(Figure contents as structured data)

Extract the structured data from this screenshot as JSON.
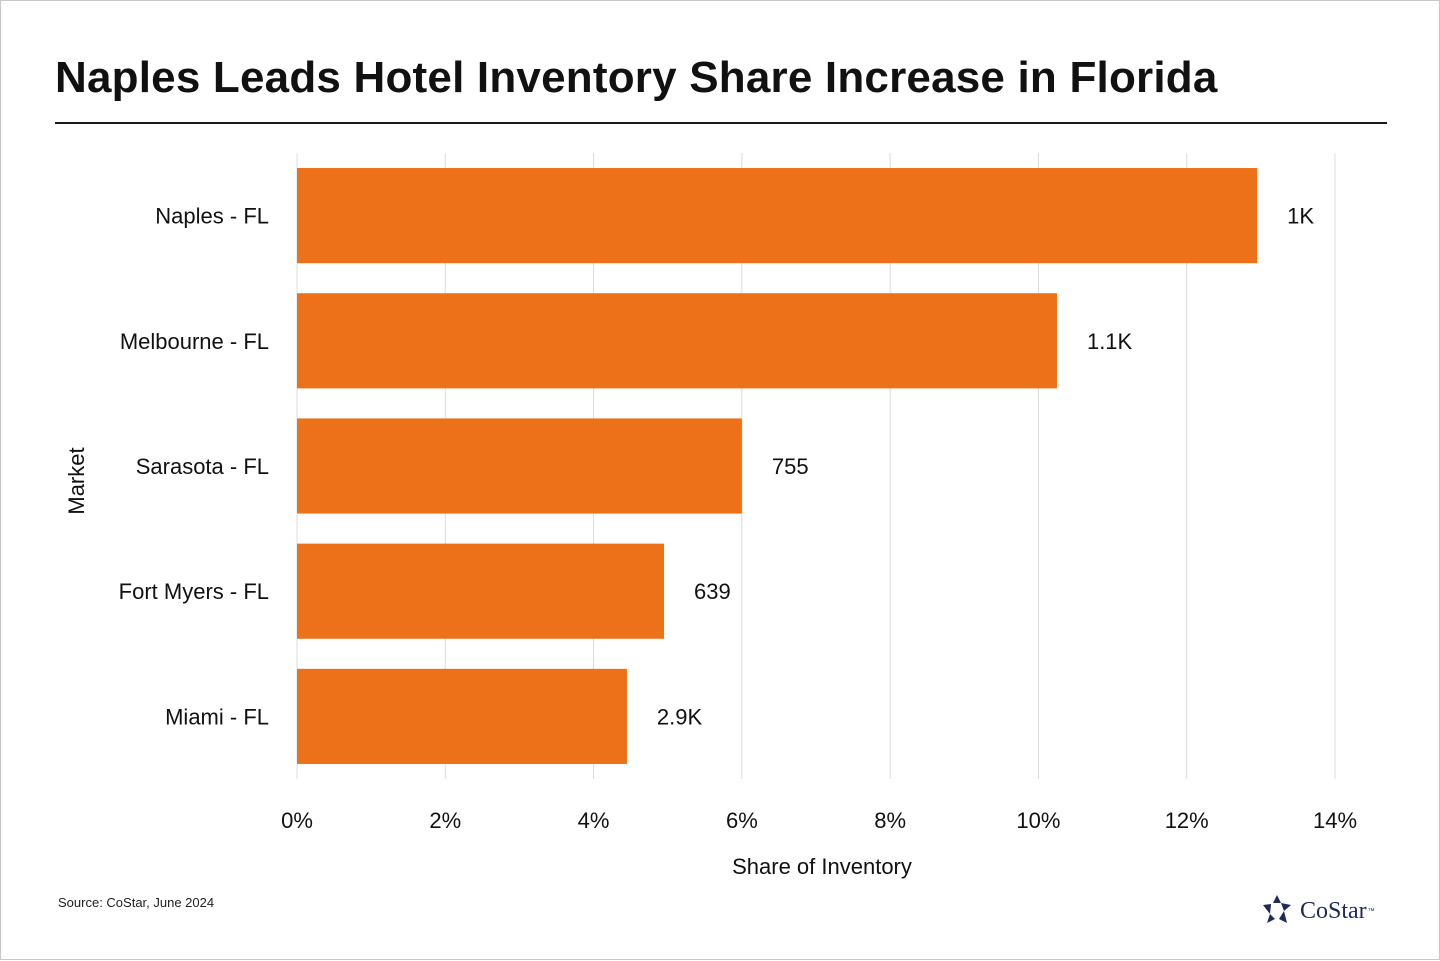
{
  "page": {
    "title": "Naples Leads Hotel Inventory Share Increase in Florida",
    "source": "Source: CoStar, June 2024",
    "logo_text": "CoStar",
    "logo_tm": "™"
  },
  "colors": {
    "bar": "#EC7118",
    "grid": "#dcdcdc",
    "text": "#111111",
    "logo": "#1f2a5a"
  },
  "chart_data": {
    "type": "bar",
    "orientation": "horizontal",
    "xlabel": "Share of Inventory",
    "ylabel": "Market",
    "xlim": [
      0,
      14
    ],
    "x_ticks": [
      0,
      2,
      4,
      6,
      8,
      10,
      12,
      14
    ],
    "x_tick_labels": [
      "0%",
      "2%",
      "4%",
      "6%",
      "8%",
      "10%",
      "12%",
      "14%"
    ],
    "grid": true,
    "categories": [
      "Naples - FL",
      "Melbourne - FL",
      "Sarasota - FL",
      "Fort Myers - FL",
      "Miami - FL"
    ],
    "values": [
      12.95,
      10.25,
      6.0,
      4.95,
      4.45
    ],
    "data_labels": [
      "1K",
      "1.1K",
      "755",
      "639",
      "2.9K"
    ]
  }
}
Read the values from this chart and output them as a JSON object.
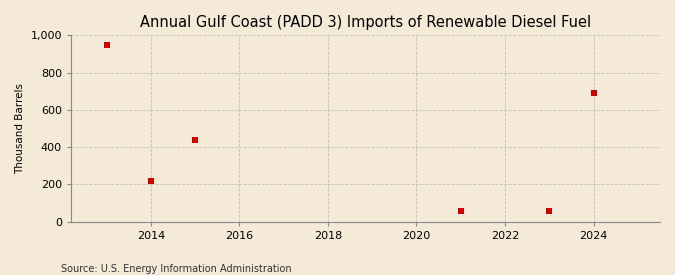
{
  "title": "Annual Gulf Coast (PADD 3) Imports of Renewable Diesel Fuel",
  "ylabel": "Thousand Barrels",
  "source": "Source: U.S. Energy Information Administration",
  "x_values": [
    2013,
    2014,
    2015,
    2021,
    2023,
    2024
  ],
  "y_values": [
    950,
    220,
    440,
    55,
    55,
    690
  ],
  "marker_color": "#cc0000",
  "marker_size": 4,
  "xlim": [
    2012.2,
    2025.5
  ],
  "ylim": [
    0,
    1000
  ],
  "yticks": [
    0,
    200,
    400,
    600,
    800,
    1000
  ],
  "xticks": [
    2014,
    2016,
    2018,
    2020,
    2022,
    2024
  ],
  "background_color": "#f5ead8",
  "grid_color": "#bbbbbb",
  "title_fontsize": 10.5,
  "label_fontsize": 7.5,
  "tick_fontsize": 8,
  "source_fontsize": 7
}
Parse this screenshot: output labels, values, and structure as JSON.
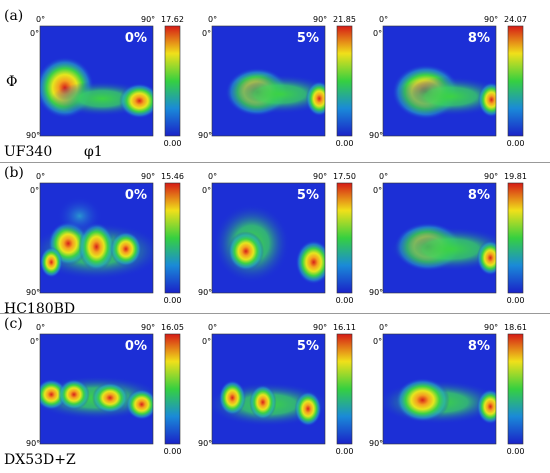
{
  "colors": {
    "background": "#1c2fd6",
    "low": "#1a2ad4",
    "mid": "#2fd64a",
    "high": "#d61a16"
  },
  "rows": [
    {
      "tag": "(a)",
      "material": "UF340",
      "phi_label": "Φ",
      "phi1_label": "φ1",
      "panels": [
        {
          "percent": "0%",
          "x_min": "0°",
          "x_max": "90°",
          "y_min": "0°",
          "y_max": "90°",
          "cb_max": "17.62",
          "cb_min": "0.00"
        },
        {
          "percent": "5%",
          "x_min": "0°",
          "x_max": "90°",
          "y_min": "0°",
          "y_max": "90°",
          "cb_max": "21.85",
          "cb_min": "0.00"
        },
        {
          "percent": "8%",
          "x_min": "0°",
          "x_max": "90°",
          "y_min": "0°",
          "y_max": "90°",
          "cb_max": "24.07",
          "cb_min": "0.00"
        }
      ]
    },
    {
      "tag": "(b)",
      "material": "HC180BD",
      "panels": [
        {
          "percent": "0%",
          "x_min": "0°",
          "x_max": "90°",
          "y_min": "0°",
          "y_max": "90°",
          "cb_max": "15.46",
          "cb_min": "0.00"
        },
        {
          "percent": "5%",
          "x_min": "0°",
          "x_max": "90°",
          "y_min": "0°",
          "y_max": "90°",
          "cb_max": "17.50",
          "cb_min": "0.00"
        },
        {
          "percent": "8%",
          "x_min": "0°",
          "x_max": "90°",
          "y_min": "0°",
          "y_max": "90°",
          "cb_max": "19.81",
          "cb_min": "0.00"
        }
      ]
    },
    {
      "tag": "(c)",
      "material": "DX53D+Z",
      "panels": [
        {
          "percent": "0%",
          "x_min": "0°",
          "x_max": "90°",
          "y_min": "0°",
          "y_max": "90°",
          "cb_max": "16.05",
          "cb_min": "0.00"
        },
        {
          "percent": "5%",
          "x_min": "0°",
          "x_max": "90°",
          "y_min": "0°",
          "y_max": "90°",
          "cb_max": "16.11",
          "cb_min": "0.00"
        },
        {
          "percent": "8%",
          "x_min": "0°",
          "x_max": "90°",
          "y_min": "0°",
          "y_max": "90°",
          "cb_max": "18.61",
          "cb_min": "0.00"
        }
      ]
    }
  ]
}
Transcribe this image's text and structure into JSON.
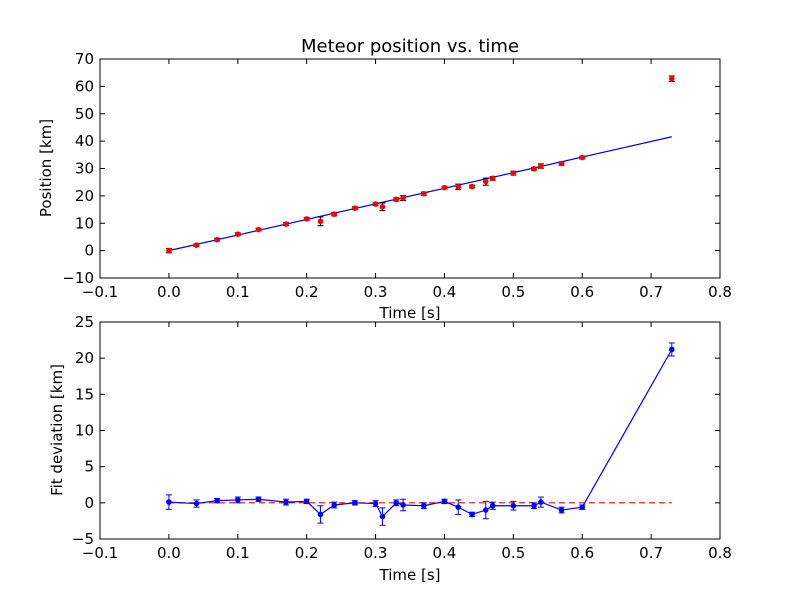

» **PROBLEM REQUIREMENTS**: Copy the lines from the entries above in which the word "Naples" appears.

» **SOLUTION TO THE PROBLEM**:
    "title": "Naples Leads Hotel Inventory Share Increase in Florida",
      "Naples - FL",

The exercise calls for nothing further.